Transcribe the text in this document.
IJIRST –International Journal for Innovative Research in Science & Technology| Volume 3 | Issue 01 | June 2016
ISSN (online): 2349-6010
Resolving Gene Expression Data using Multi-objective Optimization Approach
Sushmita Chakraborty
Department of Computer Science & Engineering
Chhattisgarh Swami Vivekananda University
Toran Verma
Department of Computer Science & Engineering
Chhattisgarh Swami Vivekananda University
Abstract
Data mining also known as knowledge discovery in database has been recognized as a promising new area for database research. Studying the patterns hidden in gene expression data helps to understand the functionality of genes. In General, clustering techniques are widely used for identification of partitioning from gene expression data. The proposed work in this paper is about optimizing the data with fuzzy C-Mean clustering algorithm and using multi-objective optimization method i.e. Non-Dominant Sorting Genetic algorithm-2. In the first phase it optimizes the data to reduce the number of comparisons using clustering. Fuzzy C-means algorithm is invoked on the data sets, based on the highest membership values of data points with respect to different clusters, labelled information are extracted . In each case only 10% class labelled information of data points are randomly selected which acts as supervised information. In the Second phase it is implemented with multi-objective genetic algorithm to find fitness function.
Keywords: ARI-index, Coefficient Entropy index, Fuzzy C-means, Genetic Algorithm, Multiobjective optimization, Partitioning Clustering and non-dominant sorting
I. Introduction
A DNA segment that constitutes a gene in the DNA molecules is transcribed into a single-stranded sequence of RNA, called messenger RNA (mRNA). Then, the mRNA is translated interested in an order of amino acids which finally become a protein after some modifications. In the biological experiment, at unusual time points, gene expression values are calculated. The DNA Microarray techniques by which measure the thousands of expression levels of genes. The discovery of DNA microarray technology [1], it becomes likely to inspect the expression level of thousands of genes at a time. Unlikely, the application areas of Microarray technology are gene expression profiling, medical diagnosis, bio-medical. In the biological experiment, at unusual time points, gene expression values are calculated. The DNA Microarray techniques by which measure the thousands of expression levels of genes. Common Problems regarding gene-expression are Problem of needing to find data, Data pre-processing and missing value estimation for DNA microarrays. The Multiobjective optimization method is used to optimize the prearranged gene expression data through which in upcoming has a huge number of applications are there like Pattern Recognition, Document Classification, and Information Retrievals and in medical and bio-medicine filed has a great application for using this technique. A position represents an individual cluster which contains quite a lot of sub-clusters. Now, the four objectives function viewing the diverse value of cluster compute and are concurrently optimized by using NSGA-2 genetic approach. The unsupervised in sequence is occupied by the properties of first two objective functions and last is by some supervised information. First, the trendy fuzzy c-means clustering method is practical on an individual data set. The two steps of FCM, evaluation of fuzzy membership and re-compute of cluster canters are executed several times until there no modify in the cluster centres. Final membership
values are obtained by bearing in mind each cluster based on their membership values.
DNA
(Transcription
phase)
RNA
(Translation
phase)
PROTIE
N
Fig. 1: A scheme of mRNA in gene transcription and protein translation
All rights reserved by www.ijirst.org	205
= = = = = = =
Word for word, every record must be given again.

Transcribe the text in this document.
IJIRST –International Journal for Innovative Research in Science & Technology| Volume 3 | Issue 01 | June 2016
ISSN (online): 2349-6010
Resolving Gene Expression Data using Multi-objective Optimization Approach
Sushmita Chakraborty
Department of Computer Science & Engineering
Chhattisgarh Swami Vivekananda University
Toran Verma
Department of Computer Science & Engineering
Chhattisgarh Swami Vivekananda University
Abstract
Data mining also known as knowledge discovery in database has been recognized as a promising new area for database research. Studying the patterns hidden in gene expression data helps to understand the functionality of genes. In General, clustering techniques are widely used for identification of partitioning from gene expression data. The proposed work in this paper is about optimizing the data with fuzzy C-Mean clustering algorithm and using multi-objective optimization method i.e. Non-Dominant Sorting Genetic algorithm-2. In the first phase it optimizes the data to reduce the number of comparisons using clustering. Fuzzy C-means algorithm is invoked on the data sets, based on the highest membership values of data points with respect to different clusters, labelled information are extracted . In each case only 10% class labelled information of data points are randomly selected which acts as supervised information. In the Second phase it is implemented with multi-objective genetic algorithm to find fitness function.
Keywords: ARI-index, Coefficient Entropy index, Fuzzy C-means, Genetic Algorithm, Multiobjective optimization, Partitioning Clustering and non-dominant sorting
I. Introduction
A DNA segment that constitutes a gene in the DNA molecules is transcribed into a single-stranded sequence of RNA, called messenger RNA (mRNA). Then, the mRNA is translated interested in an order of amino acids which finally become a protein after some modifications. In the biological experiment, at unusual time points, gene expression values are calculated. The DNA Microarray techniques by which measure the thousands of expression levels of genes. The discovery of DNA microarray technology [1], it becomes likely to inspect the expression level of thousands of genes at a time. Unlikely, the application areas of Microarray technology are gene expression profiling, medical diagnosis, bio-medical. In the biological experiment, at unusual time points, gene expression values are calculated. The DNA Microarray techniques by which measure the thousands of expression levels of genes. Common Problems regarding gene-expression are Problem of needing to find data, Data pre-processing and missing value estimation for DNA microarrays. The Multiobjective optimization method is used to optimize the prearranged gene expression data through which in upcoming has a huge number of applications are there like Pattern Recognition, Document Classification, and Information Retrievals and in medical and bio-medicine filed has a great application for using this technique. A position represents an individual cluster which contains quite a lot of sub-clusters. Now, the four objectives function viewing the diverse value of cluster compute and are concurrently optimized by using NSGA-2 genetic approach. The unsupervised in sequence is occupied by the properties of first two objective functions and last is by some supervised information. First, the trendy fuzzy c-means clustering method is practical on an individual data set. The two steps of FCM, evaluation of fuzzy membership and re-compute of cluster canters are executed several times until there no modify in the cluster centres. Final membership
values are obtained by bearing in mind each cluster based on their membership values.
DNA
(Transcription
phase)
RNA
(Translation
phase)
PROTIE
N
Fig. 1: A scheme of mRNA in gene transcription and protein translation
All rights reserved by www.ijirst.org	205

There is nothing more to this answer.